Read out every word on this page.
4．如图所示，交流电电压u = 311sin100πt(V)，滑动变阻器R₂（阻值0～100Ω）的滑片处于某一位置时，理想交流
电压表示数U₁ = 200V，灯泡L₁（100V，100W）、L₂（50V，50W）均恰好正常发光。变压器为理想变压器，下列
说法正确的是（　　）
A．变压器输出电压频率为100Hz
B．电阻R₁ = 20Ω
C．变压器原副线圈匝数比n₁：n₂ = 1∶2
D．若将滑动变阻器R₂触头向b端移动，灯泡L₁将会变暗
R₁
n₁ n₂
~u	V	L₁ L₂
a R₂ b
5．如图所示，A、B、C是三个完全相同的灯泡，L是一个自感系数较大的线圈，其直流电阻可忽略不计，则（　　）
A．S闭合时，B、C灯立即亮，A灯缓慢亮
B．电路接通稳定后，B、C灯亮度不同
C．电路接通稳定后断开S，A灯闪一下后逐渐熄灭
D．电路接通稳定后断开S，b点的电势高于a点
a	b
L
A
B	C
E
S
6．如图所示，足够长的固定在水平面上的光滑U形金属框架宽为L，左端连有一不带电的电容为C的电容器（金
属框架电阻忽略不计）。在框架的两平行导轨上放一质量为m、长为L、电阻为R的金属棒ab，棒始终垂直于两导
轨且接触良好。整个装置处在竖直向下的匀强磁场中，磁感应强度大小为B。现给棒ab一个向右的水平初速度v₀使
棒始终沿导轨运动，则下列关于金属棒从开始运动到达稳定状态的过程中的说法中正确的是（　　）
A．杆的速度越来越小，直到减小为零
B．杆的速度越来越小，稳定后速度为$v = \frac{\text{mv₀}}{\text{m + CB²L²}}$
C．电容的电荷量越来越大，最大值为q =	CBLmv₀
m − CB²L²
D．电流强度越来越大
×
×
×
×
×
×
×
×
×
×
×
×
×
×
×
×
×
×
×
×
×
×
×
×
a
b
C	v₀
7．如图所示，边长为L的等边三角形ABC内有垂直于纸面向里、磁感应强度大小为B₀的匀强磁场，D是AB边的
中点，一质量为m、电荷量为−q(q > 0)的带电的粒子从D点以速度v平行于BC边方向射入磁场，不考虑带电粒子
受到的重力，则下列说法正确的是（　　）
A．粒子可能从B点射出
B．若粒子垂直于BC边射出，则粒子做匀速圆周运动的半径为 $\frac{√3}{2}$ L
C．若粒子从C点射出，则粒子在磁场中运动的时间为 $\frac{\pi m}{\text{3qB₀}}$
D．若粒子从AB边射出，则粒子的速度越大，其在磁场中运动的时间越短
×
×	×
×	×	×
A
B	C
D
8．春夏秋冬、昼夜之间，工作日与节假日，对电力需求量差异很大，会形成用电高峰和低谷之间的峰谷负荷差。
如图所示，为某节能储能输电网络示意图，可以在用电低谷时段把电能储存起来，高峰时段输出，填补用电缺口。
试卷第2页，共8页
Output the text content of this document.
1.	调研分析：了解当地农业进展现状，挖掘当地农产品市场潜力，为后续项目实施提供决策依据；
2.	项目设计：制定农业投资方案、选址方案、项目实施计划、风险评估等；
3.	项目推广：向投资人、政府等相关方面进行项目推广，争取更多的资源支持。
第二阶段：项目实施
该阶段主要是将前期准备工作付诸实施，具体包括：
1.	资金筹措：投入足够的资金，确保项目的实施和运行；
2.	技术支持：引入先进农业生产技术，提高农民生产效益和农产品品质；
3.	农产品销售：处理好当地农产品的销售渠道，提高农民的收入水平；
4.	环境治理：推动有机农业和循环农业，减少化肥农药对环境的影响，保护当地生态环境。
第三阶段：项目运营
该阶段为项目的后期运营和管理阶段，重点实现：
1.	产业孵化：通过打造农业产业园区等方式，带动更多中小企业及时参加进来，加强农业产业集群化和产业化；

— REQUIRED WORK —
From the first line to the last, please quote the material above exactly.

— ANSWER TO THE TASK —
Read out every word on this page.
4．如图所示，交流电电压u = 311sin100πt(V)，滑动变阻器R₂（阻值0～100Ω）的滑片处于某一位置时，理想交流
电压表示数U₁ = 200V，灯泡L₁（100V，100W）、L₂（50V，50W）均恰好正常发光。变压器为理想变压器，下列
说法正确的是（　　）
A．变压器输出电压频率为100Hz
B．电阻R₁ = 20Ω
C．变压器原副线圈匝数比n₁：n₂ = 1∶2
D．若将滑动变阻器R₂触头向b端移动，灯泡L₁将会变暗
R₁
n₁ n₂
~u	V	L₁ L₂
a R₂ b
5．如图所示，A、B、C是三个完全相同的灯泡，L是一个自感系数较大的线圈，其直流电阻可忽略不计，则（　　）
A．S闭合时，B、C灯立即亮，A灯缓慢亮
B．电路接通稳定后，B、C灯亮度不同
C．电路接通稳定后断开S，A灯闪一下后逐渐熄灭
D．电路接通稳定后断开S，b点的电势高于a点
a	b
L
A
B	C
E
S
6．如图所示，足够长的固定在水平面上的光滑U形金属框架宽为L，左端连有一不带电的电容为C的电容器（金
属框架电阻忽略不计）。在框架的两平行导轨上放一质量为m、长为L、电阻为R的金属棒ab，棒始终垂直于两导
轨且接触良好。整个装置处在竖直向下的匀强磁场中，磁感应强度大小为B。现给棒ab一个向右的水平初速度v₀使
棒始终沿导轨运动，则下列关于金属棒从开始运动到达稳定状态的过程中的说法中正确的是（　　）
A．杆的速度越来越小，直到减小为零
B．杆的速度越来越小，稳定后速度为$v = \frac{\text{mv₀}}{\text{m + CB²L²}}$
C．电容的电荷量越来越大，最大值为q =	CBLmv₀
m − CB²L²
D．电流强度越来越大
×
×
×
×
×
×
×
×
×
×
×
×
×
×
×
×
×
×
×
×
×
×
×
×
a
b
C	v₀
7．如图所示，边长为L的等边三角形ABC内有垂直于纸面向里、磁感应强度大小为B₀的匀强磁场，D是AB边的
中点，一质量为m、电荷量为−q(q > 0)的带电的粒子从D点以速度v平行于BC边方向射入磁场，不考虑带电粒子
受到的重力，则下列说法正确的是（　　）
A．粒子可能从B点射出
B．若粒子垂直于BC边射出，则粒子做匀速圆周运动的半径为 $\frac{√3}{2}$ L
C．若粒子从C点射出，则粒子在磁场中运动的时间为 $\frac{\pi m}{\text{3qB₀}}$
D．若粒子从AB边射出，则粒子的速度越大，其在磁场中运动的时间越短
×
×	×
×	×	×
A
B	C
D
8．春夏秋冬、昼夜之间，工作日与节假日，对电力需求量差异很大，会形成用电高峰和低谷之间的峰谷负荷差。
如图所示，为某节能储能输电网络示意图，可以在用电低谷时段把电能储存起来，高峰时段输出，填补用电缺口。
试卷第2页，共8页
Output the text content of this document.
1.	调研分析：了解当地农业进展现状，挖掘当地农产品市场潜力，为后续项目实施提供决策依据；
2.	项目设计：制定农业投资方案、选址方案、项目实施计划、风险评估等；
3.	项目推广：向投资人、政府等相关方面进行项目推广，争取更多的资源支持。
第二阶段：项目实施
该阶段主要是将前期准备工作付诸实施，具体包括：
1.	资金筹措：投入足够的资金，确保项目的实施和运行；
2.	技术支持：引入先进农业生产技术，提高农民生产效益和农产品品质；
3.	农产品销售：处理好当地农产品的销售渠道，提高农民的收入水平；
4.	环境治理：推动有机农业和循环农业，减少化肥农药对环境的影响，保护当地生态环境。
第三阶段：项目运营
该阶段为项目的后期运营和管理阶段，重点实现：
1.	产业孵化：通过打造农业产业园区等方式，带动更多中小企业及时参加进来，加强农业产业集群化和产业化；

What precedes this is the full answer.